(Collected data)
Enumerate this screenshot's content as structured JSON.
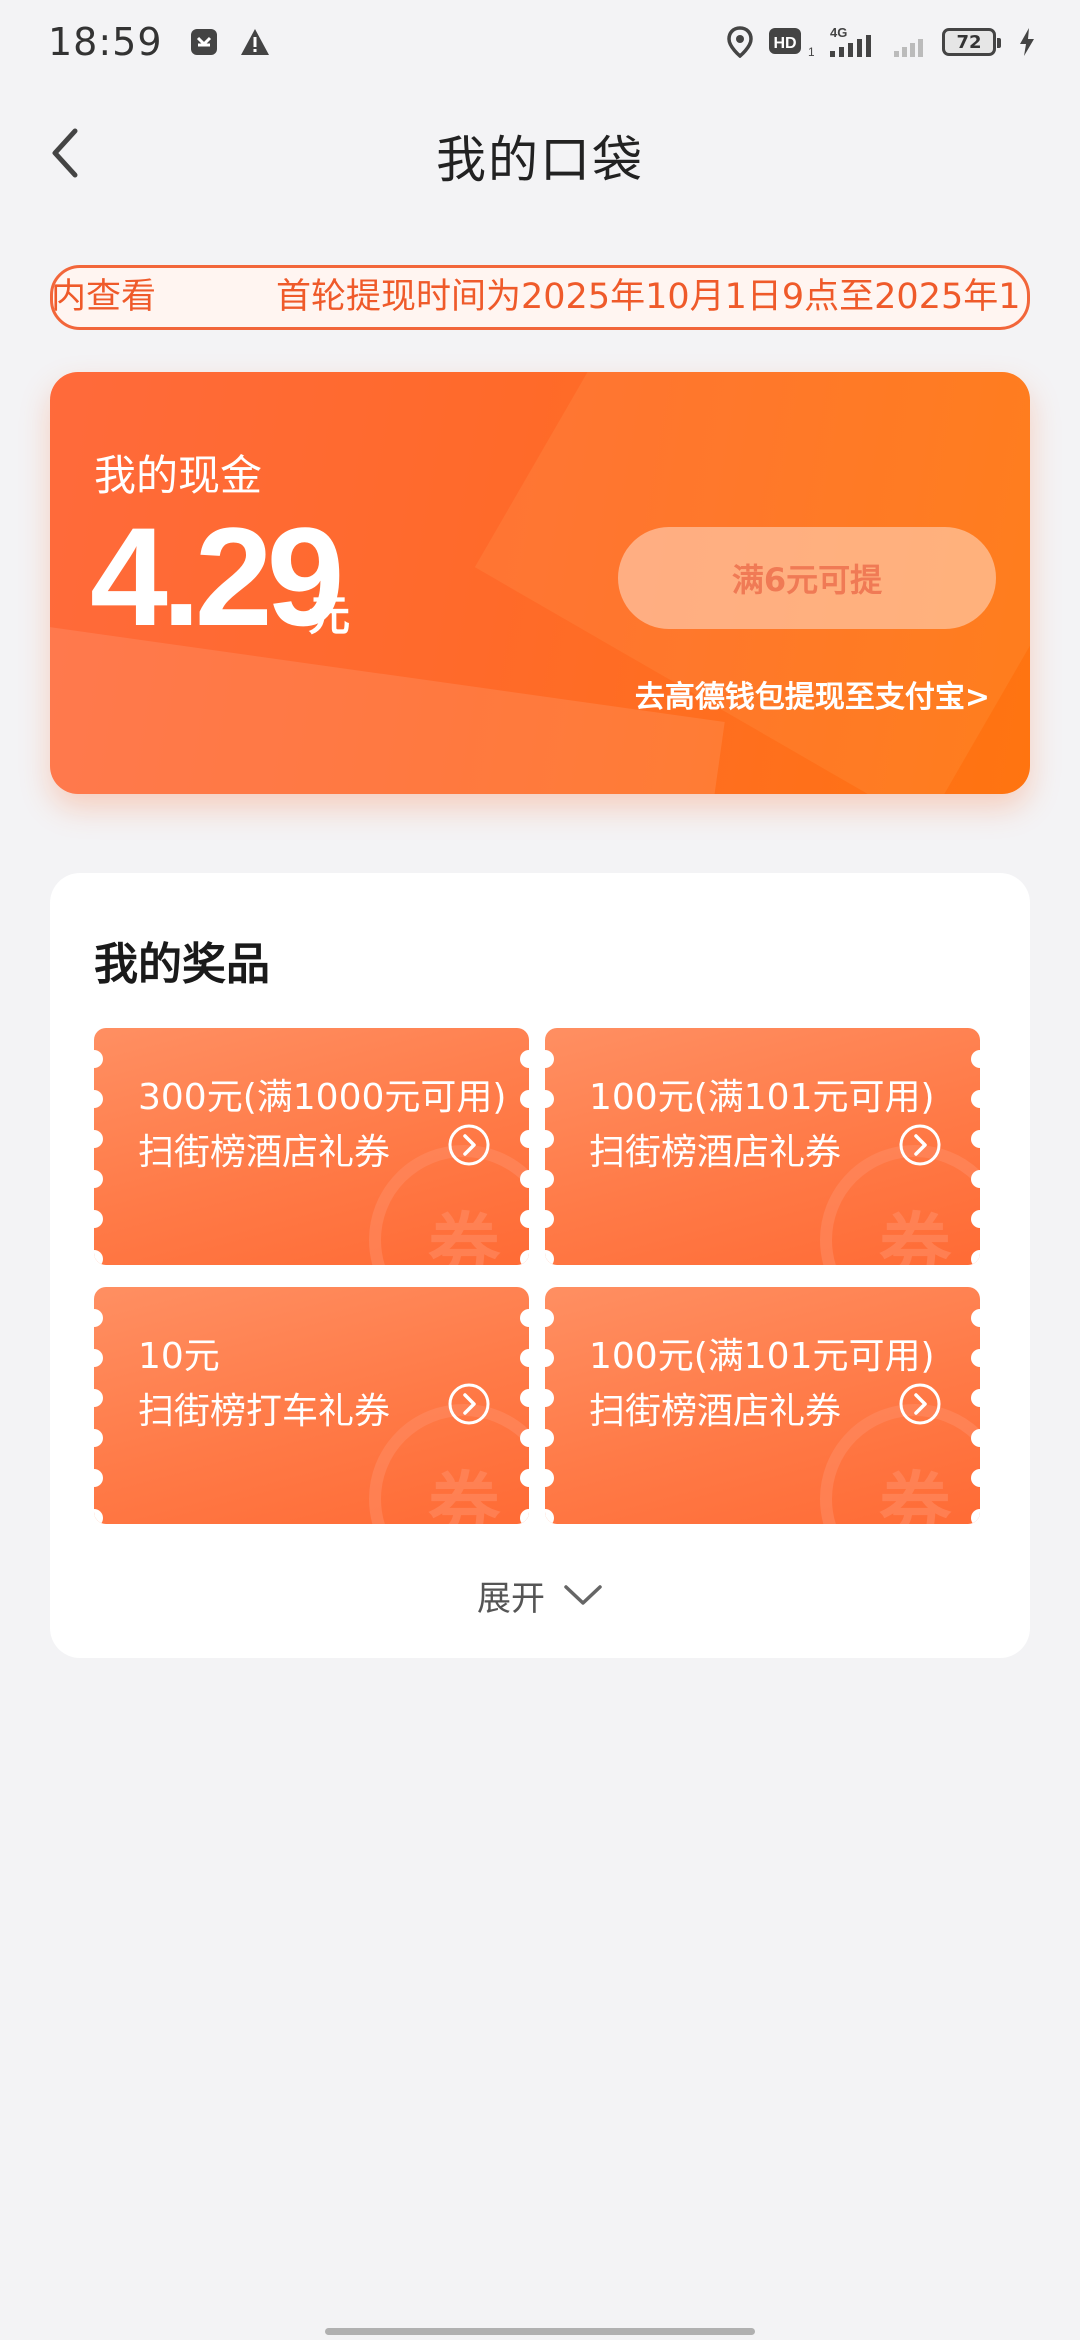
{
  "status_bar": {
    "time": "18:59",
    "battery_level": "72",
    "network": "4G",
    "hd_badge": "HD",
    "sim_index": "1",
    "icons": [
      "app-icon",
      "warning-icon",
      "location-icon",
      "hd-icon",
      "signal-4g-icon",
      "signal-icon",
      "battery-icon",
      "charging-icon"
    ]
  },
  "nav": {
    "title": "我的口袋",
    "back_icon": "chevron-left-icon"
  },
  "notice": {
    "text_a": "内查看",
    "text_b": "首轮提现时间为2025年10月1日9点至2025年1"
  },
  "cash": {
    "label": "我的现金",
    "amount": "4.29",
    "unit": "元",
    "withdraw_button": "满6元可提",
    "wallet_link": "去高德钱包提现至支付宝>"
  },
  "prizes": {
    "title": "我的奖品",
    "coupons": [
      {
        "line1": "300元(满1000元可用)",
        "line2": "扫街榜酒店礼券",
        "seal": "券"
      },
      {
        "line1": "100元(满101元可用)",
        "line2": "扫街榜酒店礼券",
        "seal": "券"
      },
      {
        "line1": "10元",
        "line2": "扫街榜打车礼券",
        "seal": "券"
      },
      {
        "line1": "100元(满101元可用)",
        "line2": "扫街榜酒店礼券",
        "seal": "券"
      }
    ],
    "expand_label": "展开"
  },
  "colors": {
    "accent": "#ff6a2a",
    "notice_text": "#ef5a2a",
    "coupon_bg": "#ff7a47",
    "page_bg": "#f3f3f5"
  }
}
---
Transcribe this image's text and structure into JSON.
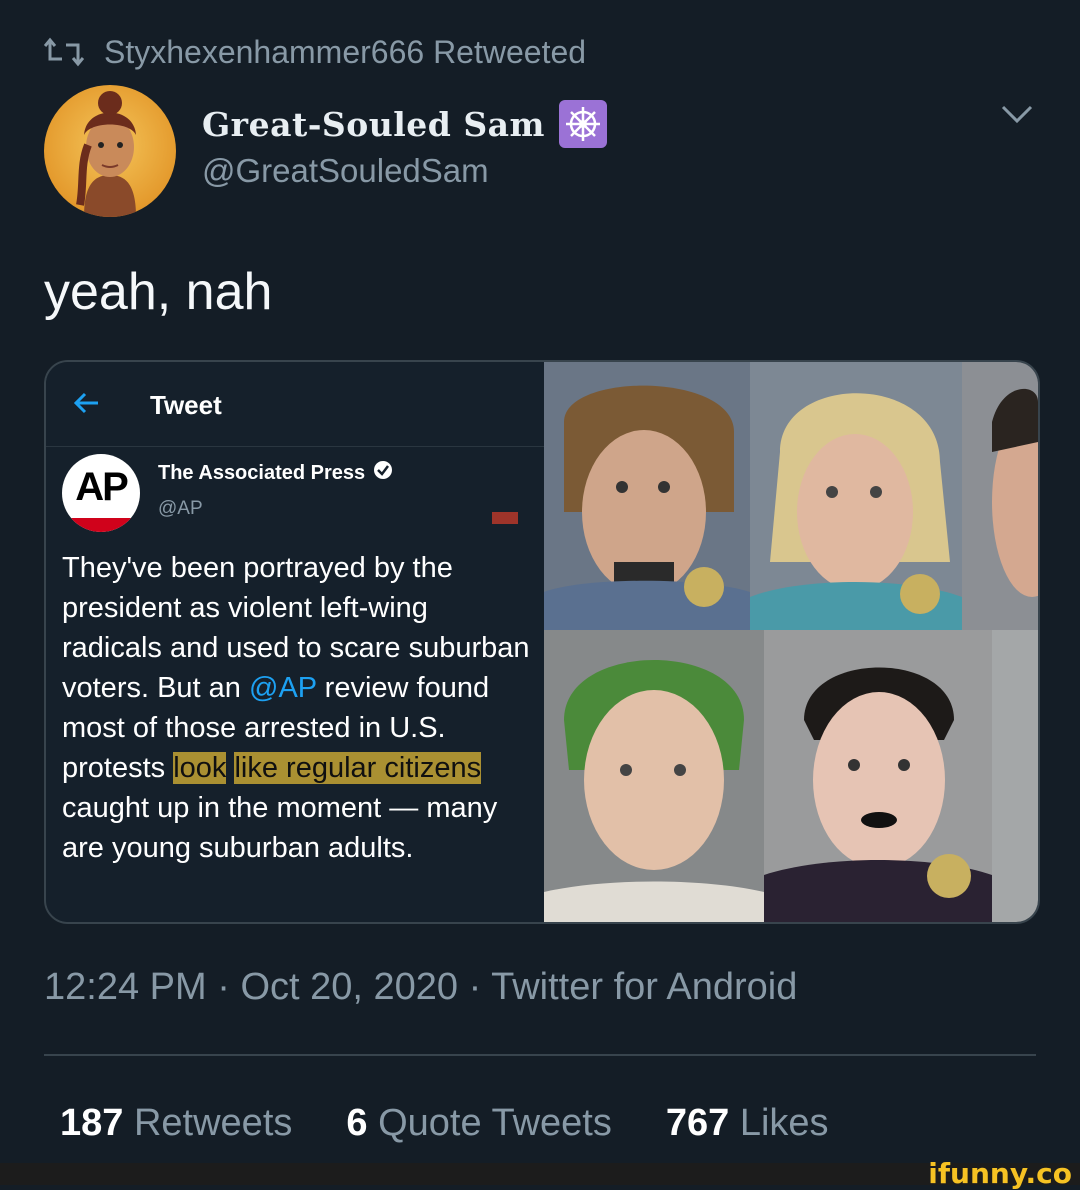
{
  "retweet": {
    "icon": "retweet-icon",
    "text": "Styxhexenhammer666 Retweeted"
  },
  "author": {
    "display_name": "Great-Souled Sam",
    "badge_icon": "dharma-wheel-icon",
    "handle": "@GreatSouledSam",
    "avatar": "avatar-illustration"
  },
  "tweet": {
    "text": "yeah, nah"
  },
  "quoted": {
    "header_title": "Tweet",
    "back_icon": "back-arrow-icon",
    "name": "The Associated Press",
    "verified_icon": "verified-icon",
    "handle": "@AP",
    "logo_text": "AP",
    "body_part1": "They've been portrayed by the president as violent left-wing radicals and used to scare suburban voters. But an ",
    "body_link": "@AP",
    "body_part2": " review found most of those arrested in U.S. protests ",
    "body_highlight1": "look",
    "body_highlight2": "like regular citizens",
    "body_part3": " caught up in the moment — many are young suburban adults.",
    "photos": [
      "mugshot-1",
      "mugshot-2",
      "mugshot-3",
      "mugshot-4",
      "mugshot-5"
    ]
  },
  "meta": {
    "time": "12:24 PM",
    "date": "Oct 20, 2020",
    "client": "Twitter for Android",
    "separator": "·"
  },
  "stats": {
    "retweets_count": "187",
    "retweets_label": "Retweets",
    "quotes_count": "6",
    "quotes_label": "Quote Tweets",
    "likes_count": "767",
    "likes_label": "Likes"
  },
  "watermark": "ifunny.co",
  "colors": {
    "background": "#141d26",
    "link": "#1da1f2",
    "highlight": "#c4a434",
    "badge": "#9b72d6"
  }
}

**SHORT EXERCISE:**
Which lines in the listing above hold the word "mugshot"? Show each of them.

**TASK ANSWER:**
      "mugshot-1",
      "mugshot-2",
      "mugshot-3",
      "mugshot-4",
      "mugshot-5"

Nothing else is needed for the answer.